Directive -> Report the count of lines below that include "here", without any other text.

▼▼▼

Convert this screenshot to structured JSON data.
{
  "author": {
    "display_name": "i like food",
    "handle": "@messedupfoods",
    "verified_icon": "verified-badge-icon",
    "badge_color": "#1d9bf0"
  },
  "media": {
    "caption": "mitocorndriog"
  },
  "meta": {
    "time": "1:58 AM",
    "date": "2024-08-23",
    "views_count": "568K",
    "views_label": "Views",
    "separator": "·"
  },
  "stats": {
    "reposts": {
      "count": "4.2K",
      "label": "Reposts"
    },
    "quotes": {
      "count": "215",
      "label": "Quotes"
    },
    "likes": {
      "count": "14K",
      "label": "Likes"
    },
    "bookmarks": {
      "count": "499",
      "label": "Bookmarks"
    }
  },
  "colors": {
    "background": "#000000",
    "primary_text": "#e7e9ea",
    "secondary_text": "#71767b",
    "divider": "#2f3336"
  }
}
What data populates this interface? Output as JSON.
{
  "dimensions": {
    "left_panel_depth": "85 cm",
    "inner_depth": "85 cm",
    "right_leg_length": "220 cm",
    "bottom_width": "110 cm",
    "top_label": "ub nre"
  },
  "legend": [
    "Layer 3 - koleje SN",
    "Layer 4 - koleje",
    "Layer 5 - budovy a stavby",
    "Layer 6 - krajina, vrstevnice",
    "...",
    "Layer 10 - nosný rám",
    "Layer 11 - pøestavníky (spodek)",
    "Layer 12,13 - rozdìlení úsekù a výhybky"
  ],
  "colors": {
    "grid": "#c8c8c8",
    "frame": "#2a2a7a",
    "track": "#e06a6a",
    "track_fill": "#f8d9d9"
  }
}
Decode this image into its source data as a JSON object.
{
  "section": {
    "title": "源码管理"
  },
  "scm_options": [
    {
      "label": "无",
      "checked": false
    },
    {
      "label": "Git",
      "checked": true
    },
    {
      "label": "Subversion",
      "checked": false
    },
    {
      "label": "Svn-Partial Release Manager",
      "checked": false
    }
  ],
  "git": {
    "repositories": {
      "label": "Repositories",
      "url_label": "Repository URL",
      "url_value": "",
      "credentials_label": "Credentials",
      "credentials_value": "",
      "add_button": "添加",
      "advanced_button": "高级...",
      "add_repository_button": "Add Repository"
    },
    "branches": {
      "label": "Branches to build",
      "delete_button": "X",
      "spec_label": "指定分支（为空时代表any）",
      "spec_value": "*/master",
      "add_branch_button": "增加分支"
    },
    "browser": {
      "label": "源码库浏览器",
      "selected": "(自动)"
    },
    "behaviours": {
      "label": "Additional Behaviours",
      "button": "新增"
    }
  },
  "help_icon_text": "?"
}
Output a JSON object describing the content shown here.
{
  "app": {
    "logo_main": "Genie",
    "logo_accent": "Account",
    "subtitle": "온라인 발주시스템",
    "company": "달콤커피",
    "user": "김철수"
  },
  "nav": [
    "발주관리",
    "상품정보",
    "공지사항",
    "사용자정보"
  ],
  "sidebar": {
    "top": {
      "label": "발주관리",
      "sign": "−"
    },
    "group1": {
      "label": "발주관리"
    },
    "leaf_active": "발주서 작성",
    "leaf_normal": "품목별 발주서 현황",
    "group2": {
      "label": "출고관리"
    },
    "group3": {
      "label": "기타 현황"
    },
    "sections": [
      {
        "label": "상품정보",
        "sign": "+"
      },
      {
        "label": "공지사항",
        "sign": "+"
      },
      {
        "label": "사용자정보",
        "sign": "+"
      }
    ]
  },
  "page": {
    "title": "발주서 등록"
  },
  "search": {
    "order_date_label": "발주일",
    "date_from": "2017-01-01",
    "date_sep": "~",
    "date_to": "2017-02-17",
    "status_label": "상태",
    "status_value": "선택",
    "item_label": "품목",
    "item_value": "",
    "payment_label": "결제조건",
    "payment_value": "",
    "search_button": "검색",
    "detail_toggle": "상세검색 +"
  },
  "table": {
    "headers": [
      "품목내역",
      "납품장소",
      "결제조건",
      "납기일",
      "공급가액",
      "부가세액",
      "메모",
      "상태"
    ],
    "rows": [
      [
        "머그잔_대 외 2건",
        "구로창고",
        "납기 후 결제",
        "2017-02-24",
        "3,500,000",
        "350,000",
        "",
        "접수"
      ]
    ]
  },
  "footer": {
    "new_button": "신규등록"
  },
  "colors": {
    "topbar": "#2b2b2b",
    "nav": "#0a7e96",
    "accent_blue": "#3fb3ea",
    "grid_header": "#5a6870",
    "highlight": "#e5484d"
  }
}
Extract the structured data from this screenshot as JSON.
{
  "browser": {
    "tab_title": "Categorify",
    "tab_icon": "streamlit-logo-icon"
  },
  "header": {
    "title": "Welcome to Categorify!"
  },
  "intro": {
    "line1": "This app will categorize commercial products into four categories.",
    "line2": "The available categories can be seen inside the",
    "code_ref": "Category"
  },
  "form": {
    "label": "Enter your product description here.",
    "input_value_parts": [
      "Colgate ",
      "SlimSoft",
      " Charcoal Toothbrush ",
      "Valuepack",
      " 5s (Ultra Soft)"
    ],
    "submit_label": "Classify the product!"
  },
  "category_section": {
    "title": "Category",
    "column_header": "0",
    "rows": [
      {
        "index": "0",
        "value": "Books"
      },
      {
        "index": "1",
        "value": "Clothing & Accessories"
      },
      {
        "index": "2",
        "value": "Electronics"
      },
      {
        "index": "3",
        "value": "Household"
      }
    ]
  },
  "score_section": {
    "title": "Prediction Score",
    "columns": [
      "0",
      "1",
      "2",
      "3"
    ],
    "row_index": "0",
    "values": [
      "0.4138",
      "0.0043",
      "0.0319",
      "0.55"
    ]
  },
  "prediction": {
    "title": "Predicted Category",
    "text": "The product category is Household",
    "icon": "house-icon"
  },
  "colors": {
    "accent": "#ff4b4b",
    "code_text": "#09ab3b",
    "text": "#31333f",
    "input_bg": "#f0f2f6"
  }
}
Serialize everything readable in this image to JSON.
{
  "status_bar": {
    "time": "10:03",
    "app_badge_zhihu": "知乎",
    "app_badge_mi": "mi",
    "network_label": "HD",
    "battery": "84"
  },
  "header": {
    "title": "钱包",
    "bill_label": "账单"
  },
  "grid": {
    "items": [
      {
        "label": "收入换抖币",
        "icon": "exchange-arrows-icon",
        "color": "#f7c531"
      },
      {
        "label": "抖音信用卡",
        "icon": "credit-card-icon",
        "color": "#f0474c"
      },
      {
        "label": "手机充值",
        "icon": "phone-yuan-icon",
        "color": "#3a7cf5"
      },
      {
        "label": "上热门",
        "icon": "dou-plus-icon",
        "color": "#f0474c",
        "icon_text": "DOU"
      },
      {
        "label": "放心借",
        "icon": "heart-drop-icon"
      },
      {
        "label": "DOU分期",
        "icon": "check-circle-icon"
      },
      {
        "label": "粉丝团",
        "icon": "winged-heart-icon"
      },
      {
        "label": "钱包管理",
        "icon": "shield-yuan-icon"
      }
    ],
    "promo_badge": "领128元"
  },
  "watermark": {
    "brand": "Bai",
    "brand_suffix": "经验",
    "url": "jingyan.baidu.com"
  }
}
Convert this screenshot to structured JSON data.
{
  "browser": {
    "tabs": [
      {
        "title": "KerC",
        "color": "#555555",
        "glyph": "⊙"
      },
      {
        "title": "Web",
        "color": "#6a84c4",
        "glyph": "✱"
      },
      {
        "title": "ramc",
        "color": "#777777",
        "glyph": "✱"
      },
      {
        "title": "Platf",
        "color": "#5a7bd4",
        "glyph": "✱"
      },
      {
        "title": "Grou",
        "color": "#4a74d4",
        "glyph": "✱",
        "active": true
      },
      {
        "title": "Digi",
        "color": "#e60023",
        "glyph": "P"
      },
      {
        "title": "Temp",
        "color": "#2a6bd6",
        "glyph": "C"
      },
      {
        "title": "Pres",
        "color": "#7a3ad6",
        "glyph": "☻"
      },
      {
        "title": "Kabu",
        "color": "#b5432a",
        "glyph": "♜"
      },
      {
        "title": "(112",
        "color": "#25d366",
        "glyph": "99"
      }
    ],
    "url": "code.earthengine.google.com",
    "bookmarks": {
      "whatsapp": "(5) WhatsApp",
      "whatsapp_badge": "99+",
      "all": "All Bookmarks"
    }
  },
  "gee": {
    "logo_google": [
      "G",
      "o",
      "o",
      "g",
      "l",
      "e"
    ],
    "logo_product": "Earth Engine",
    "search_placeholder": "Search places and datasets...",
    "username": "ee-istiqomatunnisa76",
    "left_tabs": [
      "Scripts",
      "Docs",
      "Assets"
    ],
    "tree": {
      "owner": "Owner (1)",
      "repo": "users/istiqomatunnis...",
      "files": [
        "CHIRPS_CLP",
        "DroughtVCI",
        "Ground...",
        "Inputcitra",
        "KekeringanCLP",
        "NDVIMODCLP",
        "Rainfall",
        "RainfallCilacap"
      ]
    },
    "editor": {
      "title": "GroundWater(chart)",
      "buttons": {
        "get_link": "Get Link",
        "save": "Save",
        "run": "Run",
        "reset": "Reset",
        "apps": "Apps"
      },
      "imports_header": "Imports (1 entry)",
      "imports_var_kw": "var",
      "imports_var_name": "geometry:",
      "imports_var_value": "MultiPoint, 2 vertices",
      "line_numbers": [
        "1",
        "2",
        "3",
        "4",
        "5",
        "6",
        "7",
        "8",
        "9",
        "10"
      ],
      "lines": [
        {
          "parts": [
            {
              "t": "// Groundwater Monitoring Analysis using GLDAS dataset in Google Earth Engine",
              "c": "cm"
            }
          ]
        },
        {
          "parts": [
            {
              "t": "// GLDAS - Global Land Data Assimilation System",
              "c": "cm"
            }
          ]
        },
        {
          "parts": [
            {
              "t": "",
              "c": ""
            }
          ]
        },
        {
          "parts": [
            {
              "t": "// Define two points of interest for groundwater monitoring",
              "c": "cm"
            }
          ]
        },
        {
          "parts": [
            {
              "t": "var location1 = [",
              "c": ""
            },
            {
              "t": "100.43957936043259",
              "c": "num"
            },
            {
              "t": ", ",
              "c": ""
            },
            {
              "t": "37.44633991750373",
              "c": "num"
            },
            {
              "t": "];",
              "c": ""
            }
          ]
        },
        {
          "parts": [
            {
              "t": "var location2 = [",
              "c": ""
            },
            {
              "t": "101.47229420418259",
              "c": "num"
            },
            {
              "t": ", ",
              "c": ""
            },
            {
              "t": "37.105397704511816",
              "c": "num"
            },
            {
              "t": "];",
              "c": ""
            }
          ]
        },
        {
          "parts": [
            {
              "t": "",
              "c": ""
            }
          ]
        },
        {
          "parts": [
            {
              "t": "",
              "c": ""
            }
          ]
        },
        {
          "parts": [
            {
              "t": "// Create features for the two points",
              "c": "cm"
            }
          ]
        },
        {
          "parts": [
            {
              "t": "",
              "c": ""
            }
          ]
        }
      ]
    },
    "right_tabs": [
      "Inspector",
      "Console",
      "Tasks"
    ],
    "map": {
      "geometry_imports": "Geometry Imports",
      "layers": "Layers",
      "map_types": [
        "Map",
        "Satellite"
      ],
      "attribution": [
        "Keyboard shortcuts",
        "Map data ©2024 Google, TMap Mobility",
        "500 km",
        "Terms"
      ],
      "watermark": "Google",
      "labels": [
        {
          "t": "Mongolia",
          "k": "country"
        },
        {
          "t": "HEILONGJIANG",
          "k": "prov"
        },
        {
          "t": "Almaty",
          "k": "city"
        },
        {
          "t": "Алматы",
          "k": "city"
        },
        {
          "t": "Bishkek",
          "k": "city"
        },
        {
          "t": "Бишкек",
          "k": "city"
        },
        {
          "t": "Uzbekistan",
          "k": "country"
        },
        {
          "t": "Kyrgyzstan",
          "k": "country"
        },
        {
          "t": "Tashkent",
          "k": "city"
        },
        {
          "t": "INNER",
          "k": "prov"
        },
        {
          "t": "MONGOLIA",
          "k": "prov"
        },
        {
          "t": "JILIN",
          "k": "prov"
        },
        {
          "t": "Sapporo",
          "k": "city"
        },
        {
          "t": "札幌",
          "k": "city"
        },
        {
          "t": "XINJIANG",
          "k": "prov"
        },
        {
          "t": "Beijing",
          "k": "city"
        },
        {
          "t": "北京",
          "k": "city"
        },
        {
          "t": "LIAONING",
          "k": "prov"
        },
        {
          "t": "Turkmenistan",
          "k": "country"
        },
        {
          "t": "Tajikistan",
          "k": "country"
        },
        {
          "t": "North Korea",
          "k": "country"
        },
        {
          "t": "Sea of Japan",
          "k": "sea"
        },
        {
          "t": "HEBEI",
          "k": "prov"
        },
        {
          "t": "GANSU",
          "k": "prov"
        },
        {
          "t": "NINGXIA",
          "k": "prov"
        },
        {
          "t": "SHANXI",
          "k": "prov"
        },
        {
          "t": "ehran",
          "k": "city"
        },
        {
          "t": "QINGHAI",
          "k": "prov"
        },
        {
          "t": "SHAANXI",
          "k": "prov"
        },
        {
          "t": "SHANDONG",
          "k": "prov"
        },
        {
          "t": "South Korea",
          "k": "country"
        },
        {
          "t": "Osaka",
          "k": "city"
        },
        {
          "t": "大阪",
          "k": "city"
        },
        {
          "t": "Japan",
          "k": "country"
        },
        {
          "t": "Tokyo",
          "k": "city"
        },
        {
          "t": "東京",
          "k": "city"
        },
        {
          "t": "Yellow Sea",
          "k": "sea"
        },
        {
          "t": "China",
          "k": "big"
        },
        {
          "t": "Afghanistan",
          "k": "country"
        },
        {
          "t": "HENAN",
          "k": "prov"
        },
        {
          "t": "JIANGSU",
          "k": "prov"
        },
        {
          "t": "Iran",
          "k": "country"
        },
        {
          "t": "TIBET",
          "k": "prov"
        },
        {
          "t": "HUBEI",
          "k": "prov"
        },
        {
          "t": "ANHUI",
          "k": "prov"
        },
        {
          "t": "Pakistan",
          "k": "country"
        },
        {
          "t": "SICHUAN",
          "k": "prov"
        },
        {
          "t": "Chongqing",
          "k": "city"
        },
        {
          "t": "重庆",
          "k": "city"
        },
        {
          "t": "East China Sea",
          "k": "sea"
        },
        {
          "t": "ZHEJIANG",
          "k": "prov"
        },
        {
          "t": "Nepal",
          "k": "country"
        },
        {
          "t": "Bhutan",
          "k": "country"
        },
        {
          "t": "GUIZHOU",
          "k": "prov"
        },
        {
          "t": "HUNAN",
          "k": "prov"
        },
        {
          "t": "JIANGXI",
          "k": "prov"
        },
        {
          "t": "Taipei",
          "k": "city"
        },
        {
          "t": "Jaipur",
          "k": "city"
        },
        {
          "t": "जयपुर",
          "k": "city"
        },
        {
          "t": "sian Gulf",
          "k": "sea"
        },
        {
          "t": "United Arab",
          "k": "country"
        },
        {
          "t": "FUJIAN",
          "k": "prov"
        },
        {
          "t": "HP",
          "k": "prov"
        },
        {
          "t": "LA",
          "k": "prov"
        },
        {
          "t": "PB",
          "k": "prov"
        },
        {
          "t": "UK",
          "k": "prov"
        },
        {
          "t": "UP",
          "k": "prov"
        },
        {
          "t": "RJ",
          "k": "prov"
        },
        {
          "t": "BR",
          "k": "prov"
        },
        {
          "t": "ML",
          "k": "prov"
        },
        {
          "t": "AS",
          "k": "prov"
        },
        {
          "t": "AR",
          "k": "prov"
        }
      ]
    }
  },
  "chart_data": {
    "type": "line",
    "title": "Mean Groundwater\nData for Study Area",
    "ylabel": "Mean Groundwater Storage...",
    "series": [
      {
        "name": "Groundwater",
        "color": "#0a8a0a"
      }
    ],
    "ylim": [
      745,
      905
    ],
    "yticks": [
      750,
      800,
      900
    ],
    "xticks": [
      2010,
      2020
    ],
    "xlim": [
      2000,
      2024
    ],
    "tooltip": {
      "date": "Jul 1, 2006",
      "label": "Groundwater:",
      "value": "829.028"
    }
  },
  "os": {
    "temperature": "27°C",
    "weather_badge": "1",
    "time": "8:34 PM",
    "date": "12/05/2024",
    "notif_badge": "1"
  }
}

▲▲▲

Solution for this task -> 2